## Short problem:
In the entries below, find the lines that contain the word "goga" and copy them.

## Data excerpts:
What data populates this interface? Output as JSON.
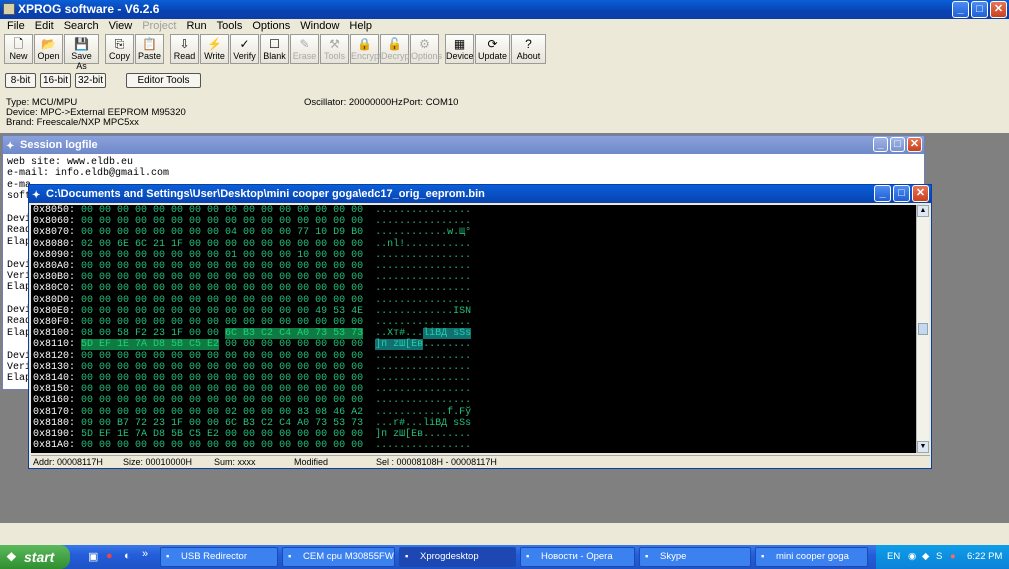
{
  "app": {
    "title": "XPROG software - V6.2.6"
  },
  "menu": [
    {
      "label": "File",
      "enabled": true
    },
    {
      "label": "Edit",
      "enabled": true
    },
    {
      "label": "Search",
      "enabled": true
    },
    {
      "label": "View",
      "enabled": true
    },
    {
      "label": "Project",
      "enabled": false
    },
    {
      "label": "Run",
      "enabled": true
    },
    {
      "label": "Tools",
      "enabled": true
    },
    {
      "label": "Options",
      "enabled": true
    },
    {
      "label": "Window",
      "enabled": true
    },
    {
      "label": "Help",
      "enabled": true
    }
  ],
  "toolbar": [
    {
      "label": "New",
      "icon": "new-file-icon",
      "enabled": true
    },
    {
      "label": "Open",
      "icon": "open-file-icon",
      "enabled": true
    },
    {
      "label": "Save As",
      "icon": "save-as-icon",
      "enabled": true
    },
    {
      "label": "Copy",
      "icon": "copy-icon",
      "enabled": true
    },
    {
      "label": "Paste",
      "icon": "paste-icon",
      "enabled": true
    },
    {
      "label": "Read",
      "icon": "read-icon",
      "enabled": true
    },
    {
      "label": "Write",
      "icon": "write-icon",
      "enabled": true
    },
    {
      "label": "Verify",
      "icon": "verify-icon",
      "enabled": true
    },
    {
      "label": "Blank",
      "icon": "blank-icon",
      "enabled": true
    },
    {
      "label": "Erase",
      "icon": "erase-icon",
      "enabled": false
    },
    {
      "label": "Tools",
      "icon": "tools-icon",
      "enabled": false
    },
    {
      "label": "Encrypt",
      "icon": "encrypt-icon",
      "enabled": false
    },
    {
      "label": "Decrypt",
      "icon": "decrypt-icon",
      "enabled": false
    },
    {
      "label": "Options",
      "icon": "options-icon",
      "enabled": false
    },
    {
      "label": "Device",
      "icon": "device-icon",
      "enabled": true
    },
    {
      "label": "Update",
      "icon": "update-icon",
      "enabled": true
    },
    {
      "label": "About",
      "icon": "about-icon",
      "enabled": true
    }
  ],
  "mode_buttons": {
    "b8": "8-bit",
    "b16": "16-bit",
    "b32": "32-bit",
    "editor": "Editor Tools"
  },
  "device_info": {
    "type": "Type: MCU/MPU",
    "device": "Device: MPC->External EEPROM M95320",
    "brand": "Brand: Freescale/NXP MPC5xx",
    "oscillator": "Oscillator: 20000000Hz",
    "port": "Port: COM10"
  },
  "session": {
    "title": "Session logfile",
    "lines": [
      "web site: www.eldb.eu",
      "e-mail: info.eldb@gmail.com",
      "e-ma",
      "soft",
      "",
      "Devi",
      "Read",
      "Elap",
      "",
      "Devi",
      "Veri",
      "Elap",
      "",
      "Devi",
      "Read",
      "Elap",
      "",
      "Devi",
      "Veri",
      "Elap"
    ]
  },
  "hex_window": {
    "title": "C:\\Documents and Settings\\User\\Desktop\\mini cooper goga\\edc17_orig_eeprom.bin",
    "rows": [
      {
        "addr": "0x8050:",
        "bytes": "00 00 00 00 00 00 00 00 00 00 00 00 00 00 00 00",
        "ascii": "................"
      },
      {
        "addr": "0x8060:",
        "bytes": "00 00 00 00 00 00 00 00 00 00 00 00 00 00 00 00",
        "ascii": "................"
      },
      {
        "addr": "0x8070:",
        "bytes": "00 00 00 00 00 00 00 00 04 00 00 00 77 10 D9 B0",
        "ascii": "............w.Щ°"
      },
      {
        "addr": "0x8080:",
        "bytes": "02 00 6E 6C 21 1F 00 00 00 00 00 00 00 00 00 00",
        "ascii": "..nl!..........."
      },
      {
        "addr": "0x8090:",
        "bytes": "00 00 00 00 00 00 00 00 01 00 00 00 10 00 00 00",
        "ascii": "................"
      },
      {
        "addr": "0x80A0:",
        "bytes": "00 00 00 00 00 00 00 00 00 00 00 00 00 00 00 00",
        "ascii": "................"
      },
      {
        "addr": "0x80B0:",
        "bytes": "00 00 00 00 00 00 00 00 00 00 00 00 00 00 00 00",
        "ascii": "................"
      },
      {
        "addr": "0x80C0:",
        "bytes": "00 00 00 00 00 00 00 00 00 00 00 00 00 00 00 00",
        "ascii": "................"
      },
      {
        "addr": "0x80D0:",
        "bytes": "00 00 00 00 00 00 00 00 00 00 00 00 00 00 00 00",
        "ascii": "................"
      },
      {
        "addr": "0x80E0:",
        "bytes": "00 00 00 00 00 00 00 00 00 00 00 00 00 49 53 4E",
        "ascii": ".............ISN"
      },
      {
        "addr": "0x80F0:",
        "bytes": "00 00 00 00 00 00 00 00 00 00 00 00 00 00 00 00",
        "ascii": "................"
      },
      {
        "addr": "0x8100:",
        "bytes": "08 00 58 F2 23 1F 00 00 6C B3 C2 C4 A0 73 53 73",
        "ascii": "..Xт#...lіВД sSs",
        "sel_from": 8,
        "sel_to": 15
      },
      {
        "addr": "0x8110:",
        "bytes": "5D EF 1E 7A D8 5B C5 E2 00 00 00 00 00 00 00 00",
        "ascii": "]п zШ[Ев........",
        "sel_from": 0,
        "sel_to": 7
      },
      {
        "addr": "0x8120:",
        "bytes": "00 00 00 00 00 00 00 00 00 00 00 00 00 00 00 00",
        "ascii": "................"
      },
      {
        "addr": "0x8130:",
        "bytes": "00 00 00 00 00 00 00 00 00 00 00 00 00 00 00 00",
        "ascii": "................"
      },
      {
        "addr": "0x8140:",
        "bytes": "00 00 00 00 00 00 00 00 00 00 00 00 00 00 00 00",
        "ascii": "................"
      },
      {
        "addr": "0x8150:",
        "bytes": "00 00 00 00 00 00 00 00 00 00 00 00 00 00 00 00",
        "ascii": "................"
      },
      {
        "addr": "0x8160:",
        "bytes": "00 00 00 00 00 00 00 00 00 00 00 00 00 00 00 00",
        "ascii": "................"
      },
      {
        "addr": "0x8170:",
        "bytes": "00 00 00 00 00 00 00 00 02 00 00 00 83 08 46 A2",
        "ascii": "............f.Fў"
      },
      {
        "addr": "0x8180:",
        "bytes": "09 00 B7 72 23 1F 00 00 6C B3 C2 C4 A0 73 53 73",
        "ascii": "...r#...lіВД sSs"
      },
      {
        "addr": "0x8190:",
        "bytes": "5D EF 1E 7A D8 5B C5 E2 00 00 00 00 00 00 00 00",
        "ascii": "]п zШ[Ев........"
      },
      {
        "addr": "0x81A0:",
        "bytes": "00 00 00 00 00 00 00 00 00 00 00 00 00 00 00 00",
        "ascii": "................"
      }
    ],
    "status": {
      "addr": "Addr: 00008117H",
      "size": "Size: 00010000H",
      "sum": "Sum: xxxx",
      "modified": "Modified",
      "sel": "Sel : 00008108H - 00008117H"
    }
  },
  "taskbar": {
    "start": "start",
    "quick": "»",
    "tasks": [
      "USB Redirector",
      "CEM cpu M30855FW ...",
      "Xprogdesktop",
      "Новости - Opera",
      "Skype",
      "mini cooper goga"
    ],
    "active_task": 2,
    "lang": "EN",
    "clock": "6:22 PM"
  },
  "colors": {
    "hex_bg": "#000000",
    "hex_text": "#22c07a",
    "addr_text": "#ffffff",
    "selection": "#19e07a",
    "selection_ascii": "#22e0e0"
  }
}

## Reply to the exercise:
    "title": "C:\\Documents and Settings\\User\\Desktop\\mini cooper goga\\edc17_orig_eeprom.bin",
      "mini cooper goga"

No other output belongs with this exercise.